* [Problem description]:
Output the lines that follow exactly as they are.

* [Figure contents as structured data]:
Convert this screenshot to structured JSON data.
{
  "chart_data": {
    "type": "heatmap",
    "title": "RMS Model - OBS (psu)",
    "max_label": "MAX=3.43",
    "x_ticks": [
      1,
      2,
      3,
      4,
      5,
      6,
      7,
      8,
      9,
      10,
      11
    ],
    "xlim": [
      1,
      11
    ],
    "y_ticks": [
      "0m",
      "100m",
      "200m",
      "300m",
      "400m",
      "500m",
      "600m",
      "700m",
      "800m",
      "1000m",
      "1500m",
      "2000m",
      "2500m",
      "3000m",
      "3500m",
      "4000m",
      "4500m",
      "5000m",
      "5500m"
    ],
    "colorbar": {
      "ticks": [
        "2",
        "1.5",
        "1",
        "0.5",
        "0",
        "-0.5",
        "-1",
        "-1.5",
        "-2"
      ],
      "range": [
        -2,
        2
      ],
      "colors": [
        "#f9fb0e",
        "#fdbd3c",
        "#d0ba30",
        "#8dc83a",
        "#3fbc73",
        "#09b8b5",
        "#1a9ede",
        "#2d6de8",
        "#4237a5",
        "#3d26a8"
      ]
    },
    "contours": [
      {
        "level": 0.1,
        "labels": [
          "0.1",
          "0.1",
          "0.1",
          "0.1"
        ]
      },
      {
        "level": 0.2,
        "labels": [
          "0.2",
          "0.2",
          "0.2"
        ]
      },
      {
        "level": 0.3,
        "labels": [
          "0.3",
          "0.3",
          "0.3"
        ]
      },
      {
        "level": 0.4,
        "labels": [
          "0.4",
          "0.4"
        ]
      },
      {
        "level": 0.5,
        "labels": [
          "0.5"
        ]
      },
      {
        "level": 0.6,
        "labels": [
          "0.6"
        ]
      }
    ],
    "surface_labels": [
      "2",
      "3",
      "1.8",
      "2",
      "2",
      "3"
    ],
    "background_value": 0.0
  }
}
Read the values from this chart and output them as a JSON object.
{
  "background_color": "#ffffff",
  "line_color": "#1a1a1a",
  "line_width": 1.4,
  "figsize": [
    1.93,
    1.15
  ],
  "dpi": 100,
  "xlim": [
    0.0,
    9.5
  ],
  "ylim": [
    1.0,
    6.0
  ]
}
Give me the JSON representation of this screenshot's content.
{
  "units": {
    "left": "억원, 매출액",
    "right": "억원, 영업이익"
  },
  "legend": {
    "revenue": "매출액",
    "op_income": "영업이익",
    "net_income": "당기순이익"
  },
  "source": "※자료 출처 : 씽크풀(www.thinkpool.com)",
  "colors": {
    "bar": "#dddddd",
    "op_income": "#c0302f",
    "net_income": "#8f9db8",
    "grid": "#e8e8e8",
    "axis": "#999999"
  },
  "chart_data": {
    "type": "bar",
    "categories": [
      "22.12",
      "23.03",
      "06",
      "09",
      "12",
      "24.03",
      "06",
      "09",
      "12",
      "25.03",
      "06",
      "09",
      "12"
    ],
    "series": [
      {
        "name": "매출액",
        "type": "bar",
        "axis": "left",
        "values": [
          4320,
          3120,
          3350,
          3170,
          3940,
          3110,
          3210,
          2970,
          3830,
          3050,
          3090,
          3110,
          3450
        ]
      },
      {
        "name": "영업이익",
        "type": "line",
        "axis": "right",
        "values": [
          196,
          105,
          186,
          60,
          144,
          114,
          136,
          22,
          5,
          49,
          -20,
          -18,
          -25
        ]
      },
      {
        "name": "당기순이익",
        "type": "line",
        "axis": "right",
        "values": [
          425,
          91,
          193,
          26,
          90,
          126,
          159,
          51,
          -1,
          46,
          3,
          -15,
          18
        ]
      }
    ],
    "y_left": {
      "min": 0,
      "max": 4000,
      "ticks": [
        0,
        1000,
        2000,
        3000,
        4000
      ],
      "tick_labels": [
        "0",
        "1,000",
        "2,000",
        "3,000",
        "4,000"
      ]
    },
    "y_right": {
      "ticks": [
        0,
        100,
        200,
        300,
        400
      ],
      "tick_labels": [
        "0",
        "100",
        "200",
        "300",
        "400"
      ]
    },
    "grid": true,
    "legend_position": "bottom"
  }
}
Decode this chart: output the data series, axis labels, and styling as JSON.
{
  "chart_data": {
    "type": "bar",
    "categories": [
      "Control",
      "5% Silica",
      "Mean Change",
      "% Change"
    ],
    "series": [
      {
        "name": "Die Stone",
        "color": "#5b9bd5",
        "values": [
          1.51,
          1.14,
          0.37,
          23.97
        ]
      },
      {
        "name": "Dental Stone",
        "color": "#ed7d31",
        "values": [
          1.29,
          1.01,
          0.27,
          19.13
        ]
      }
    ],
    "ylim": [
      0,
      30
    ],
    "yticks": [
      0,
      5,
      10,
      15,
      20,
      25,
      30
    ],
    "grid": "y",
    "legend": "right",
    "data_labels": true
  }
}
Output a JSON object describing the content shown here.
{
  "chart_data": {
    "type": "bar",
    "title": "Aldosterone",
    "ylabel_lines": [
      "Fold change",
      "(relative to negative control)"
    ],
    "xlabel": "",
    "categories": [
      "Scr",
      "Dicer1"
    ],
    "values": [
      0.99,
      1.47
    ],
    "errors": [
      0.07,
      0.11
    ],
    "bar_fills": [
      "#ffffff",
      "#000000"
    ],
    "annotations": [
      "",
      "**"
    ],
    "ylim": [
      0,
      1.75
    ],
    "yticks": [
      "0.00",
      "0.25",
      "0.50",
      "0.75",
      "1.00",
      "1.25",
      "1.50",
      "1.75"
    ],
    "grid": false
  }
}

* [Exercise result]:
Convert this screenshot to structured JSON data.
{
  "chart_data": {
    "type": "heatmap",
    "title": "RMS Model - OBS (psu)",
    "max_label": "MAX=3.43",
    "x_ticks": [
      1,
      2,
      3,
      4,
      5,
      6,
      7,
      8,
      9,
      10,
      11
    ],
    "xlim": [
      1,
      11
    ],
    "y_ticks": [
      "0m",
      "100m",
      "200m",
      "300m",
      "400m",
      "500m",
      "600m",
      "700m",
      "800m",
      "1000m",
      "1500m",
      "2000m",
      "2500m",
      "3000m",
      "3500m",
      "4000m",
      "4500m",
      "5000m",
      "5500m"
    ],
    "colorbar": {
      "ticks": [
        "2",
        "1.5",
        "1",
        "0.5",
        "0",
        "-0.5",
        "-1",
        "-1.5",
        "-2"
      ],
      "range": [
        -2,
        2
      ],
      "colors": [
        "#f9fb0e",
        "#fdbd3c",
        "#d0ba30",
        "#8dc83a",
        "#3fbc73",
        "#09b8b5",
        "#1a9ede",
        "#2d6de8",
        "#4237a5",
        "#3d26a8"
      ]
    },
    "contours": [
      {
        "level": 0.1,
        "labels": [
          "0.1",
          "0.1",
          "0.1",
          "0.1"
        ]
      },
      {
        "level": 0.2,
        "labels": [
          "0.2",
          "0.2",
          "0.2"
        ]
      },
      {
        "level": 0.3,
        "labels": [
          "0.3",
          "0.3",
          "0.3"
        ]
      },
      {
        "level": 0.4,
        "labels": [
          "0.4",
          "0.4"
        ]
      },
      {
        "level": 0.5,
        "labels": [
          "0.5"
        ]
      },
      {
        "level": 0.6,
        "labels": [
          "0.6"
        ]
      }
    ],
    "surface_labels": [
      "2",
      "3",
      "1.8",
      "2",
      "2",
      "3"
    ],
    "background_value": 0.0
  }
}
Read the values from this chart and output them as a JSON object.
{
  "background_color": "#ffffff",
  "line_color": "#1a1a1a",
  "line_width": 1.4,
  "figsize": [
    1.93,
    1.15
  ],
  "dpi": 100,
  "xlim": [
    0.0,
    9.5
  ],
  "ylim": [
    1.0,
    6.0
  ]
}
Give me the JSON representation of this screenshot's content.
{
  "units": {
    "left": "억원, 매출액",
    "right": "억원, 영업이익"
  },
  "legend": {
    "revenue": "매출액",
    "op_income": "영업이익",
    "net_income": "당기순이익"
  },
  "source": "※자료 출처 : 씽크풀(www.thinkpool.com)",
  "colors": {
    "bar": "#dddddd",
    "op_income": "#c0302f",
    "net_income": "#8f9db8",
    "grid": "#e8e8e8",
    "axis": "#999999"
  },
  "chart_data": {
    "type": "bar",
    "categories": [
      "22.12",
      "23.03",
      "06",
      "09",
      "12",
      "24.03",
      "06",
      "09",
      "12",
      "25.03",
      "06",
      "09",
      "12"
    ],
    "series": [
      {
        "name": "매출액",
        "type": "bar",
        "axis": "left",
        "values": [
          4320,
          3120,
          3350,
          3170,
          3940,
          3110,
          3210,
          2970,
          3830,
          3050,
          3090,
          3110,
          3450
        ]
      },
      {
        "name": "영업이익",
        "type": "line",
        "axis": "right",
        "values": [
          196,
          105,
          186,
          60,
          144,
          114,
          136,
          22,
          5,
          49,
          -20,
          -18,
          -25
        ]
      },
      {
        "name": "당기순이익",
        "type": "line",
        "axis": "right",
        "values": [
          425,
          91,
          193,
          26,
          90,
          126,
          159,
          51,
          -1,
          46,
          3,
          -15,
          18
        ]
      }
    ],
    "y_left": {
      "min": 0,
      "max": 4000,
      "ticks": [
        0,
        1000,
        2000,
        3000,
        4000
      ],
      "tick_labels": [
        "0",
        "1,000",
        "2,000",
        "3,000",
        "4,000"
      ]
    },
    "y_right": {
      "ticks": [
        0,
        100,
        200,
        300,
        400
      ],
      "tick_labels": [
        "0",
        "100",
        "200",
        "300",
        "400"
      ]
    },
    "grid": true,
    "legend_position": "bottom"
  }
}
Decode this chart: output the data series, axis labels, and styling as JSON.
{
  "chart_data": {
    "type": "bar",
    "categories": [
      "Control",
      "5% Silica",
      "Mean Change",
      "% Change"
    ],
    "series": [
      {
        "name": "Die Stone",
        "color": "#5b9bd5",
        "values": [
          1.51,
          1.14,
          0.37,
          23.97
        ]
      },
      {
        "name": "Dental Stone",
        "color": "#ed7d31",
        "values": [
          1.29,
          1.01,
          0.27,
          19.13
        ]
      }
    ],
    "ylim": [
      0,
      30
    ],
    "yticks": [
      0,
      5,
      10,
      15,
      20,
      25,
      30
    ],
    "grid": "y",
    "legend": "right",
    "data_labels": true
  }
}
Output a JSON object describing the content shown here.
{
  "chart_data": {
    "type": "bar",
    "title": "Aldosterone",
    "ylabel_lines": [
      "Fold change",
      "(relative to negative control)"
    ],
    "xlabel": "",
    "categories": [
      "Scr",
      "Dicer1"
    ],
    "values": [
      0.99,
      1.47
    ],
    "errors": [
      0.07,
      0.11
    ],
    "bar_fills": [
      "#ffffff",
      "#000000"
    ],
    "annotations": [
      "",
      "**"
    ],
    "ylim": [
      0,
      1.75
    ],
    "yticks": [
      "0.00",
      "0.25",
      "0.50",
      "0.75",
      "1.00",
      "1.25",
      "1.50",
      "1.75"
    ],
    "grid": false
  }
}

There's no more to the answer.